[start of THE DATA]
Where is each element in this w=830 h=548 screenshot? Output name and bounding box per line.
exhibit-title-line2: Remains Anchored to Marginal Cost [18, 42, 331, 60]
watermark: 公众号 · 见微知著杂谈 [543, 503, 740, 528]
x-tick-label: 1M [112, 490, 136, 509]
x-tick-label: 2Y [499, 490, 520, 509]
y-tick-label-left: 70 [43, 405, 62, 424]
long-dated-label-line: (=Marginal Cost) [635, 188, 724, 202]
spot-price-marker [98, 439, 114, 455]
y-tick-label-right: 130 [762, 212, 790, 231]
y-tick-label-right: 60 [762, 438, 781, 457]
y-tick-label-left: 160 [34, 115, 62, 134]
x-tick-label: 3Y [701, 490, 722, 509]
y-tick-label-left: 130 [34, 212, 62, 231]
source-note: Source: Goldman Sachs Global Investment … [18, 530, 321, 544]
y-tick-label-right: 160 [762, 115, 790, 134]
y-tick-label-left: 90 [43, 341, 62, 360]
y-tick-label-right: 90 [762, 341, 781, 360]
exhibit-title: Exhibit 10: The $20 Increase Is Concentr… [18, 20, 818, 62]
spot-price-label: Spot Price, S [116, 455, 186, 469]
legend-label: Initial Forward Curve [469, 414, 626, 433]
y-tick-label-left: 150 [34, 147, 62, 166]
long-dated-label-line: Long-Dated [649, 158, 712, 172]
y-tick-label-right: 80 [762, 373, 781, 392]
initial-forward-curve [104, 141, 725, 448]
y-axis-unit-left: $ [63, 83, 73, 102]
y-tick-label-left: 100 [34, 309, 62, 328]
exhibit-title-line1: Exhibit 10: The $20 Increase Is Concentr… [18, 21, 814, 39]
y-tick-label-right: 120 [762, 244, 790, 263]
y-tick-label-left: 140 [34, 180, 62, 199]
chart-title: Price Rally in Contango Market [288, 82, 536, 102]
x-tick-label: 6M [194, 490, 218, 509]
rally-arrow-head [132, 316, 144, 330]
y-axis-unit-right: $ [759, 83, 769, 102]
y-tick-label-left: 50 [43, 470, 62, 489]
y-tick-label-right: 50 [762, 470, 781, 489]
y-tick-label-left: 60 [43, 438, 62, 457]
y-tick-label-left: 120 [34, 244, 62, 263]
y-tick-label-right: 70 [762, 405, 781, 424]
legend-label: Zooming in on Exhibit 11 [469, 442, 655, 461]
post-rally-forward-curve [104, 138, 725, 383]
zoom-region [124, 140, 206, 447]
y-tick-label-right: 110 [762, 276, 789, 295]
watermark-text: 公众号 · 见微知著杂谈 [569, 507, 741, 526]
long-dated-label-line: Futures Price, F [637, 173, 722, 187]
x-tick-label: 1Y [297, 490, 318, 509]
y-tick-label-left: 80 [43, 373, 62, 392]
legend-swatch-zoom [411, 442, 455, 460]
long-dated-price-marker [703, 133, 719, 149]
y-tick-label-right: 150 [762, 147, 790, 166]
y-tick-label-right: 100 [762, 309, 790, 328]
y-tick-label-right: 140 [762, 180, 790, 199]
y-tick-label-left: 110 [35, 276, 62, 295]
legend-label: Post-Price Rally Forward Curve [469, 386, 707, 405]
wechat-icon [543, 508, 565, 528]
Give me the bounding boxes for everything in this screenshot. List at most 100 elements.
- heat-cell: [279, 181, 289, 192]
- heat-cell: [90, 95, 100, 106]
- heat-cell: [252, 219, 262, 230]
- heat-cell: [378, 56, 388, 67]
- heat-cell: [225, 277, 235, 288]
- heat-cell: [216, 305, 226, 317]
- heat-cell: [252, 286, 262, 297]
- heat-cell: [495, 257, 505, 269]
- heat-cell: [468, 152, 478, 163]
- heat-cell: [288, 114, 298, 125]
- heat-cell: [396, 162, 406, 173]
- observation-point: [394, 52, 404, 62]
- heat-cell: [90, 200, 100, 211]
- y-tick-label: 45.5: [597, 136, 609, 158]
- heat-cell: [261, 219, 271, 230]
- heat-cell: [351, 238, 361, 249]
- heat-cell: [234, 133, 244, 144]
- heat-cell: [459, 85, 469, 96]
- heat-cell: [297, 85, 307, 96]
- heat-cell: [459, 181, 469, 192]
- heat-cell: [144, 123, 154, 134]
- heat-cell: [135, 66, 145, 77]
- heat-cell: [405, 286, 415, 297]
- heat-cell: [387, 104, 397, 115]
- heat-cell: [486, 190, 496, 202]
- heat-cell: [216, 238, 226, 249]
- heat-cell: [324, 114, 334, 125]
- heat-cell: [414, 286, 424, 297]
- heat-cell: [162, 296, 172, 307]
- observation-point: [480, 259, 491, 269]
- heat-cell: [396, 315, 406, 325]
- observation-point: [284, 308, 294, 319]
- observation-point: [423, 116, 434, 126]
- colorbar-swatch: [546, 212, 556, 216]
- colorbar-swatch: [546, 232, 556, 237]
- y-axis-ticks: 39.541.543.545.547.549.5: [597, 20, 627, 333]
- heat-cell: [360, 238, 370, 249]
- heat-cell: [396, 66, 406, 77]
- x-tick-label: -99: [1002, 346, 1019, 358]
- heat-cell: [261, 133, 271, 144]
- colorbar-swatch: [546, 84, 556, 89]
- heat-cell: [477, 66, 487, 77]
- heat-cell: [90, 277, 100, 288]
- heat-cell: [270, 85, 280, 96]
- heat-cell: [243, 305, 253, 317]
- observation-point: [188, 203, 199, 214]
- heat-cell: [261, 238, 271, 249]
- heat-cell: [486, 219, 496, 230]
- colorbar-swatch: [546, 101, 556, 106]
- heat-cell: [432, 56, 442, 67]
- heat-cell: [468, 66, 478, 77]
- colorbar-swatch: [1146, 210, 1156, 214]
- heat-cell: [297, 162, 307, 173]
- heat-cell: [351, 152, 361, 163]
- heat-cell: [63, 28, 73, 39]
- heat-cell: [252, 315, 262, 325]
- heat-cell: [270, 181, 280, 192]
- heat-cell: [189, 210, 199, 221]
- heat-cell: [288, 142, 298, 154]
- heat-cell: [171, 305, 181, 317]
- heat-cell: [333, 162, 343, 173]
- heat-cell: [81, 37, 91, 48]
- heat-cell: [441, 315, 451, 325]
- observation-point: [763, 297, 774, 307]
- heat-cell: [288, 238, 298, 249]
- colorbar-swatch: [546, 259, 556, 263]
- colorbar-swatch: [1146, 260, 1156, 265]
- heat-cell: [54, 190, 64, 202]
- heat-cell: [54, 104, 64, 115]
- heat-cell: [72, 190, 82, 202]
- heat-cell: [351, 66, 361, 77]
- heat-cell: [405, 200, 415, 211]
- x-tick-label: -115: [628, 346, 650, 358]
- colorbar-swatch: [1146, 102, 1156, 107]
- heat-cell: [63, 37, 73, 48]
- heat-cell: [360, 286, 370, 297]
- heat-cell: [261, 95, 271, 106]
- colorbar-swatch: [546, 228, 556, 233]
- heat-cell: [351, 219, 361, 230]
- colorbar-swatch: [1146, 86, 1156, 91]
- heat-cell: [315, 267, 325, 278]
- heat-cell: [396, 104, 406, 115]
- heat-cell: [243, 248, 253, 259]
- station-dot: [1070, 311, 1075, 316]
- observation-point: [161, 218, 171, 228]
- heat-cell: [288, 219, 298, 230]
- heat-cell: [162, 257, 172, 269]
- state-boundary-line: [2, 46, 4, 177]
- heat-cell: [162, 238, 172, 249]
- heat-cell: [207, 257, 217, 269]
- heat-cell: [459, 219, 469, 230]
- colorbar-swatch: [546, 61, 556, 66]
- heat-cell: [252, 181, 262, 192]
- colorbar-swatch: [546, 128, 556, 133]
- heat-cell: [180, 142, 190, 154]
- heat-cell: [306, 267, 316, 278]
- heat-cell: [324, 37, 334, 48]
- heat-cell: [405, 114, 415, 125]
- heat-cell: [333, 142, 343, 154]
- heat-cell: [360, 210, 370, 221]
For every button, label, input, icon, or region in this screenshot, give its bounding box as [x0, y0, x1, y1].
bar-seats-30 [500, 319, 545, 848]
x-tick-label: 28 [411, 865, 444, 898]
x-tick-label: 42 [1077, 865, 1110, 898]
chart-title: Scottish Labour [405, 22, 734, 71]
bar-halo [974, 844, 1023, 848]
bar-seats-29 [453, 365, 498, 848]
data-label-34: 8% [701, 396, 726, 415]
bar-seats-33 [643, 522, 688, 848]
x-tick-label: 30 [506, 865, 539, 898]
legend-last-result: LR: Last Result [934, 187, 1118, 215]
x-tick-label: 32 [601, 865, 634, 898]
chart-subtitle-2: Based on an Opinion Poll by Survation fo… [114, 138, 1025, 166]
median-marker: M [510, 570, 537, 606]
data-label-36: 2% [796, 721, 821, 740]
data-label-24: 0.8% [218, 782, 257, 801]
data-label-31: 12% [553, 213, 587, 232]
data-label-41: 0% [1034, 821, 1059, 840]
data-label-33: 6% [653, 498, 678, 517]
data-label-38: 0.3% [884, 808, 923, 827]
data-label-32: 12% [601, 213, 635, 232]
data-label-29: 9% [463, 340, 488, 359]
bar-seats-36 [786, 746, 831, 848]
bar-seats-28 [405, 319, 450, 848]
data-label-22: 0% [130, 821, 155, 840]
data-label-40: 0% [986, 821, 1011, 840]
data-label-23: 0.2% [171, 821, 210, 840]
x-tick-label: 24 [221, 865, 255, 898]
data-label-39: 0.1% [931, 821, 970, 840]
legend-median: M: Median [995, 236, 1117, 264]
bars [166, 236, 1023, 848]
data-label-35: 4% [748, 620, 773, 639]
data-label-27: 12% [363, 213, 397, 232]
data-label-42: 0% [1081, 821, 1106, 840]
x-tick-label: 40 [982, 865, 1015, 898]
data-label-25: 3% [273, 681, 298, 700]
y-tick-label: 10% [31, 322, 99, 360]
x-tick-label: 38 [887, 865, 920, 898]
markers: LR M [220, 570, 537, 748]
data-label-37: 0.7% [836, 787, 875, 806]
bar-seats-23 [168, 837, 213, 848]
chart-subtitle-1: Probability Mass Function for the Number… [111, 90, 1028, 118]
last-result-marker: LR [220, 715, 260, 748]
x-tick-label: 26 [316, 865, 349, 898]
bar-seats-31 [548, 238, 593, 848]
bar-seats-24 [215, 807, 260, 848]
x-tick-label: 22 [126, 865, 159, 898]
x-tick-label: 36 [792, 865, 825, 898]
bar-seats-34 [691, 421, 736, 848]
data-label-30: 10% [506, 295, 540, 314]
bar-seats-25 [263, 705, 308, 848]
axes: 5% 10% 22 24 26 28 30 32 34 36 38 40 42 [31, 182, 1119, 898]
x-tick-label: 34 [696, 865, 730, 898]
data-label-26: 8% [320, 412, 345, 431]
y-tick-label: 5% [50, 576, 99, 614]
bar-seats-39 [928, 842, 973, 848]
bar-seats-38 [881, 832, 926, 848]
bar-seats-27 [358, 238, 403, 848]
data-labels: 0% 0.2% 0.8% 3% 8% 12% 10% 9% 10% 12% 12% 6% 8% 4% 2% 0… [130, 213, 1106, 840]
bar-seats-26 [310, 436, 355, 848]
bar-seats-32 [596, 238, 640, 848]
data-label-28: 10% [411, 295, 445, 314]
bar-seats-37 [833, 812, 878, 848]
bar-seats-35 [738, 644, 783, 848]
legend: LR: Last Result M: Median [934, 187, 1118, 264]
[end of THE DATA]
REQUIRED WORK: Convert the entries from the first line through the line containing "y-tick-label-left: 130 [34, 212, 62, 231]" into a JSON list of strings, one string per line, leaving out blank lines.

RESPONSE:
[
  "Where is each element in this w=830 h=548 screenshot? Output name and bounding box per line.",
  "exhibit-title-line2: Remains Anchored to Marginal Cost [18, 42, 331, 60]",
  "watermark: 公众号 · 见微知著杂谈 [543, 503, 740, 528]",
  "x-tick-label: 1M [112, 490, 136, 509]",
  "x-tick-label: 2Y [499, 490, 520, 509]",
  "y-tick-label-left: 70 [43, 405, 62, 424]",
  "long-dated-label-line: (=Marginal Cost) [635, 188, 724, 202]",
  "spot-price-marker [98, 439, 114, 455]",
  "y-tick-label-right: 130 [762, 212, 790, 231]",
  "y-tick-label-right: 60 [762, 438, 781, 457]",
  "y-tick-label-left: 160 [34, 115, 62, 134]",
  "x-tick-label: 3Y [701, 490, 722, 509]",
  "y-tick-label-left: 130 [34, 212, 62, 231]"
]